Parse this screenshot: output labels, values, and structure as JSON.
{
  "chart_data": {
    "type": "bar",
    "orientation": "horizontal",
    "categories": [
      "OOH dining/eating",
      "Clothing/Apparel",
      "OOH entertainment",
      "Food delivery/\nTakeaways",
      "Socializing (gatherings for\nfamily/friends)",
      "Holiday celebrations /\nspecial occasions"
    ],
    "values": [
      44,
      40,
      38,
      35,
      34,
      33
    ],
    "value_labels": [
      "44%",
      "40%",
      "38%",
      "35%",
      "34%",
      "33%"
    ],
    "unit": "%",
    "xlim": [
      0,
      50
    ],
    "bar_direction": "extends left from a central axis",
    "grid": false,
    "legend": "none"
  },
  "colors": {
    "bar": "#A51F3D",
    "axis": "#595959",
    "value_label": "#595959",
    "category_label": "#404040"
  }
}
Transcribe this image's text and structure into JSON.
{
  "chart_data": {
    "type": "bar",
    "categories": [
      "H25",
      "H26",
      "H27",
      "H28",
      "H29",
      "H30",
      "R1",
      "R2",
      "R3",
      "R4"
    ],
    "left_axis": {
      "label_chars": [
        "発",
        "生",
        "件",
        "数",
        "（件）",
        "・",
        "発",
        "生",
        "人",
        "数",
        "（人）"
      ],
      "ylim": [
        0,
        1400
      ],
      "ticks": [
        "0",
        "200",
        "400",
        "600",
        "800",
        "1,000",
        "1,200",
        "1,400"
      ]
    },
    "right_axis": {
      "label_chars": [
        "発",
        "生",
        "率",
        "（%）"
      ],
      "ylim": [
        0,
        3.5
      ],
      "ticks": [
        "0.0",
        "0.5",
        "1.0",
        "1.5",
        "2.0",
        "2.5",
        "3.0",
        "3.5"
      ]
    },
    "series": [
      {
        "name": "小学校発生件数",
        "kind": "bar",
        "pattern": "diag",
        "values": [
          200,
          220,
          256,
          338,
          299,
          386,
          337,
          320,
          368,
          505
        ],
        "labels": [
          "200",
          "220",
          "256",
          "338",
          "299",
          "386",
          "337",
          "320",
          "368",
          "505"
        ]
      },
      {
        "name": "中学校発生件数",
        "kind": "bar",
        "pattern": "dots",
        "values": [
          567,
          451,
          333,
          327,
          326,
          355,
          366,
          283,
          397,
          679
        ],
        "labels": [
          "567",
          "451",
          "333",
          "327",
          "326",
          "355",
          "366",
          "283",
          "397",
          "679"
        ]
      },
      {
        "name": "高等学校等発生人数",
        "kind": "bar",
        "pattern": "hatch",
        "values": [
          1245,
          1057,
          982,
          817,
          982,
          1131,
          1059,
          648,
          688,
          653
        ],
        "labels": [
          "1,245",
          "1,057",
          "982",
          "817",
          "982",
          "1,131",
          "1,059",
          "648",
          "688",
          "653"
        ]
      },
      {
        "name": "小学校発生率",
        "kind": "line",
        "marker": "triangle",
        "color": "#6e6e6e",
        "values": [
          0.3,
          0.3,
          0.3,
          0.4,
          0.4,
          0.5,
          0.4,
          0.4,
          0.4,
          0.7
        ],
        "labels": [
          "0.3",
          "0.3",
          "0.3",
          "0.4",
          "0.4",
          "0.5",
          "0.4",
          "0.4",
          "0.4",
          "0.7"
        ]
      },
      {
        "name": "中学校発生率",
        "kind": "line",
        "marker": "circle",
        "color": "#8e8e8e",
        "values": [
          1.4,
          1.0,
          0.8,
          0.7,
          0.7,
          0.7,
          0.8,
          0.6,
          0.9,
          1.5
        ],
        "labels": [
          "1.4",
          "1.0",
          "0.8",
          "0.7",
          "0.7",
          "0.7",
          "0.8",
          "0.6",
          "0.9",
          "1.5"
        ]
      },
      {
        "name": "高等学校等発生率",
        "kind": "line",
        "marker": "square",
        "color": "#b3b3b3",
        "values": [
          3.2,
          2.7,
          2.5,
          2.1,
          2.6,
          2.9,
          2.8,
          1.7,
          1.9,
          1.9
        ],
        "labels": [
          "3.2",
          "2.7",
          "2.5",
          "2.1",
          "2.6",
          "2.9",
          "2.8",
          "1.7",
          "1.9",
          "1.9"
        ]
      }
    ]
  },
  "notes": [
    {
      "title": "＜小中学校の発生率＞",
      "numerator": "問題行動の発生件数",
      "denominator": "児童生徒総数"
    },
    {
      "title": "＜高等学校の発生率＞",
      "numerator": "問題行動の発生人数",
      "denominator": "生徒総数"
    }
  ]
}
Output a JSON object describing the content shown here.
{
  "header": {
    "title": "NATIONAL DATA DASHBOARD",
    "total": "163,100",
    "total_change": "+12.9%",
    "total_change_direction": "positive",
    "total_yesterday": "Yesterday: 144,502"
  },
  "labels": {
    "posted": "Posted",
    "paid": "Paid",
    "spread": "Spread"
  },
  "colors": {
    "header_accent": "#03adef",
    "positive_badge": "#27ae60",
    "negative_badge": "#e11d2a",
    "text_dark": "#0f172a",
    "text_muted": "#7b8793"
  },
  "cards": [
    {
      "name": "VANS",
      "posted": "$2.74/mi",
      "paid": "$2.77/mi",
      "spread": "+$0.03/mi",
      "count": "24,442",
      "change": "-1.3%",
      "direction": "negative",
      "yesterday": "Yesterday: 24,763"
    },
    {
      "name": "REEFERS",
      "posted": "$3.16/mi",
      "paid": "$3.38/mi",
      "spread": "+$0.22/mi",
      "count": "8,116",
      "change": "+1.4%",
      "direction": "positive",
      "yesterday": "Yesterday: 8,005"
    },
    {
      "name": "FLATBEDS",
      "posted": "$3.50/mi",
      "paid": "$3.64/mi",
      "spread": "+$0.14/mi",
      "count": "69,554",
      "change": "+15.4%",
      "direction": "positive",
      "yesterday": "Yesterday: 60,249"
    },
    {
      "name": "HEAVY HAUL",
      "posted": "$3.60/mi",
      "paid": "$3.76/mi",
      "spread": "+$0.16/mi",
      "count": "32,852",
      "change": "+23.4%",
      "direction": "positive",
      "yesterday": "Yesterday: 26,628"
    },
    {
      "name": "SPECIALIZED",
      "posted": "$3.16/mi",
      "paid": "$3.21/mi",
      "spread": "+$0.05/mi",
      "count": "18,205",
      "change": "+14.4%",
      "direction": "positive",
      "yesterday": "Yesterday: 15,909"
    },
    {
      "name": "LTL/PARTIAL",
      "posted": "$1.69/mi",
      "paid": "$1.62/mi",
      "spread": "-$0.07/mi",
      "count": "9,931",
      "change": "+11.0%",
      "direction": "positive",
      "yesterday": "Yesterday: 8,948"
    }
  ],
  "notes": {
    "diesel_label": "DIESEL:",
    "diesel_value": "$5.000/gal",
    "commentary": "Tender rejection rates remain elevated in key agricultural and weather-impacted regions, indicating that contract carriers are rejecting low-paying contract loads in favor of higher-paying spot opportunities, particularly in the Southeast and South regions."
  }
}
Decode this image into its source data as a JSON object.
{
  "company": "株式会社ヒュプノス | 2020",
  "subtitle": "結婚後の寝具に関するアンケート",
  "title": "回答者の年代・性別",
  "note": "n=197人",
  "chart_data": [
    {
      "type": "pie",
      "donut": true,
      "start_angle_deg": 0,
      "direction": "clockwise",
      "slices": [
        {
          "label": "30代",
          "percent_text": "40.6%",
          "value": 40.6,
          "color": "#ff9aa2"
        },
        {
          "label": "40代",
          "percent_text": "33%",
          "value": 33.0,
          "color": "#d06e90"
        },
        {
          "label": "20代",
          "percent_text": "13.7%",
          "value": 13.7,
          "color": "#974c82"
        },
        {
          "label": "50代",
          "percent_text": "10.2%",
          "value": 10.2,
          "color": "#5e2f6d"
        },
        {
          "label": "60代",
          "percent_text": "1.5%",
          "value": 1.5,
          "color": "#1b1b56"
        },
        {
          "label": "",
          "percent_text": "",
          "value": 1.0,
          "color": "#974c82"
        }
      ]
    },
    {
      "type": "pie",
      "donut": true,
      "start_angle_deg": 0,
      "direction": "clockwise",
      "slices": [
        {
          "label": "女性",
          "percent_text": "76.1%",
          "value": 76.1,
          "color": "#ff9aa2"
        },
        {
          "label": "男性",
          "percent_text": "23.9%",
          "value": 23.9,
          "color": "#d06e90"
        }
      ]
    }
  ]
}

== What you should do ==
Tally every line of the data that holds the word "structure" and write the count alone.

== Solution to this problem ==
2